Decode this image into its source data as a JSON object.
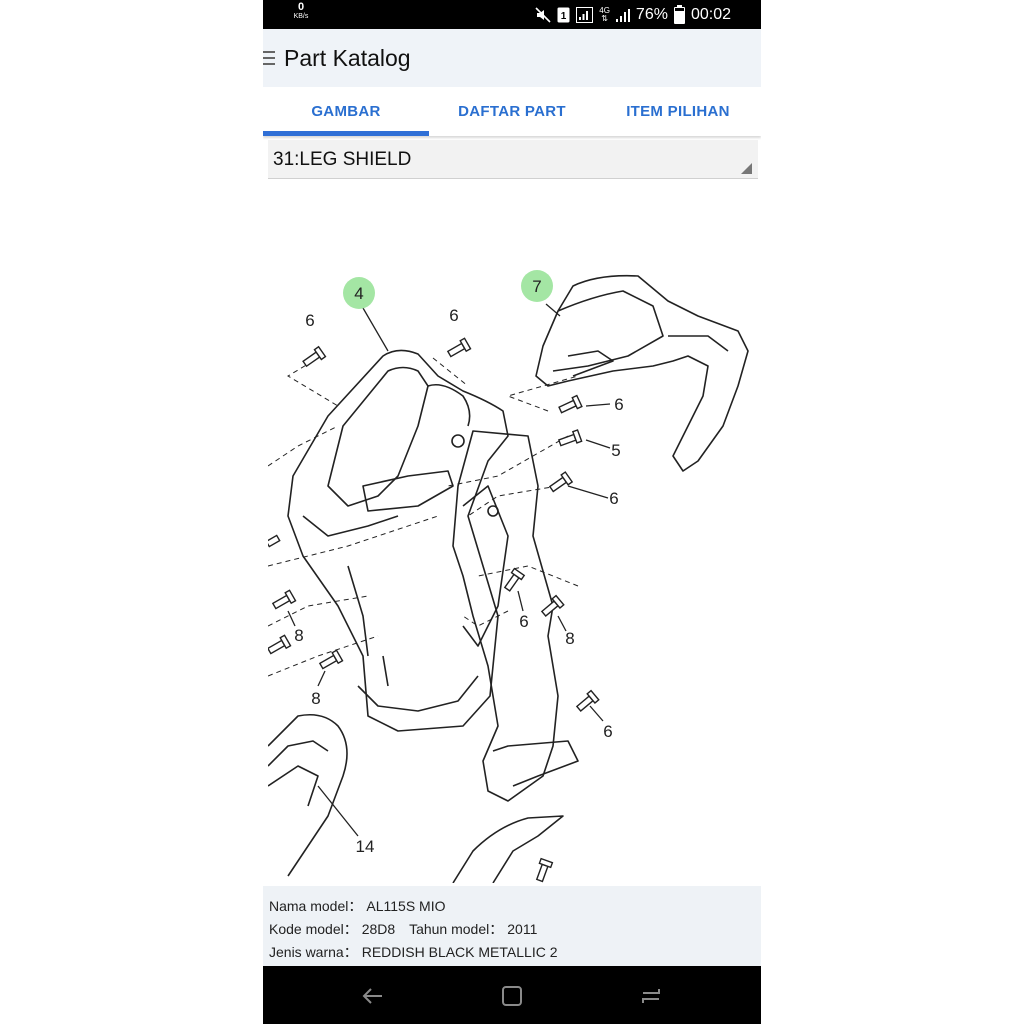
{
  "status_bar": {
    "data_speed": "0",
    "data_unit": "KB/s",
    "network": "4G",
    "battery": "76%",
    "time": "00:02"
  },
  "app_bar": {
    "title": "Part Katalog"
  },
  "tabs": [
    {
      "label": "GAMBAR",
      "active": true
    },
    {
      "label": "DAFTAR PART",
      "active": false
    },
    {
      "label": "ITEM PILIHAN",
      "active": false
    }
  ],
  "group_selector": {
    "value": "31:LEG SHIELD"
  },
  "diagram": {
    "callouts": [
      {
        "label": "4",
        "highlighted": true
      },
      {
        "label": "7",
        "highlighted": true
      },
      {
        "label": "6"
      },
      {
        "label": "5"
      },
      {
        "label": "8"
      },
      {
        "label": "14"
      }
    ]
  },
  "info": {
    "model_name_label": "Nama model：",
    "model_name": "AL115S MIO",
    "model_code_label": "Kode model：",
    "model_code": "28D8",
    "model_year_label": "Tahun model：",
    "model_year": "2011",
    "color_label": "Jenis warna：",
    "color": "REDDISH BLACK METALLIC 2"
  },
  "colors": {
    "accent": "#2f6fd6",
    "highlight_bubble": "#9fe59f"
  }
}
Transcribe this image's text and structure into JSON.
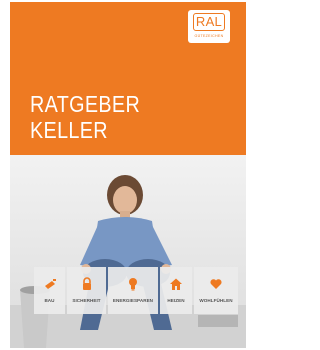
{
  "colors": {
    "brand_orange": "#ee7a22",
    "panel_grey": "#ececec",
    "label_grey": "#555555"
  },
  "logo": {
    "mark": "RAL",
    "subline": "GÜTEZEICHEN"
  },
  "title": {
    "line1": "RATGEBER",
    "line2": "KELLER"
  },
  "categories": [
    {
      "label": "BAU",
      "icon": "trowel-icon"
    },
    {
      "label": "SICHERHEIT",
      "icon": "padlock-icon"
    },
    {
      "label": "ENERGIESPAREN",
      "icon": "lightbulb-icon"
    },
    {
      "label": "HEIZEN",
      "icon": "house-icon"
    },
    {
      "label": "WOHLFÜHLEN",
      "icon": "heart-icon"
    }
  ]
}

________

**Directions**
Exactly repeat every line from the line that includes "Transcribe this image's" to the end of the listing, and nothing else, leaving pictures out.

**Task output**
Transcribe this image's text and structure into JSON.
{
  "colors": {
    "brand_orange": "#ee7a22",
    "panel_grey": "#ececec",
    "label_grey": "#555555"
  },
  "logo": {
    "mark": "RAL",
    "subline": "GÜTEZEICHEN"
  },
  "title": {
    "line1": "RATGEBER",
    "line2": "KELLER"
  },
  "categories": [
    {
      "label": "BAU",
      "icon": "trowel-icon"
    },
    {
      "label": "SICHERHEIT",
      "icon": "padlock-icon"
    },
    {
      "label": "ENERGIESPAREN",
      "icon": "lightbulb-icon"
    },
    {
      "label": "HEIZEN",
      "icon": "house-icon"
    },
    {
      "label": "WOHLFÜHLEN",
      "icon": "heart-icon"
    }
  ]
}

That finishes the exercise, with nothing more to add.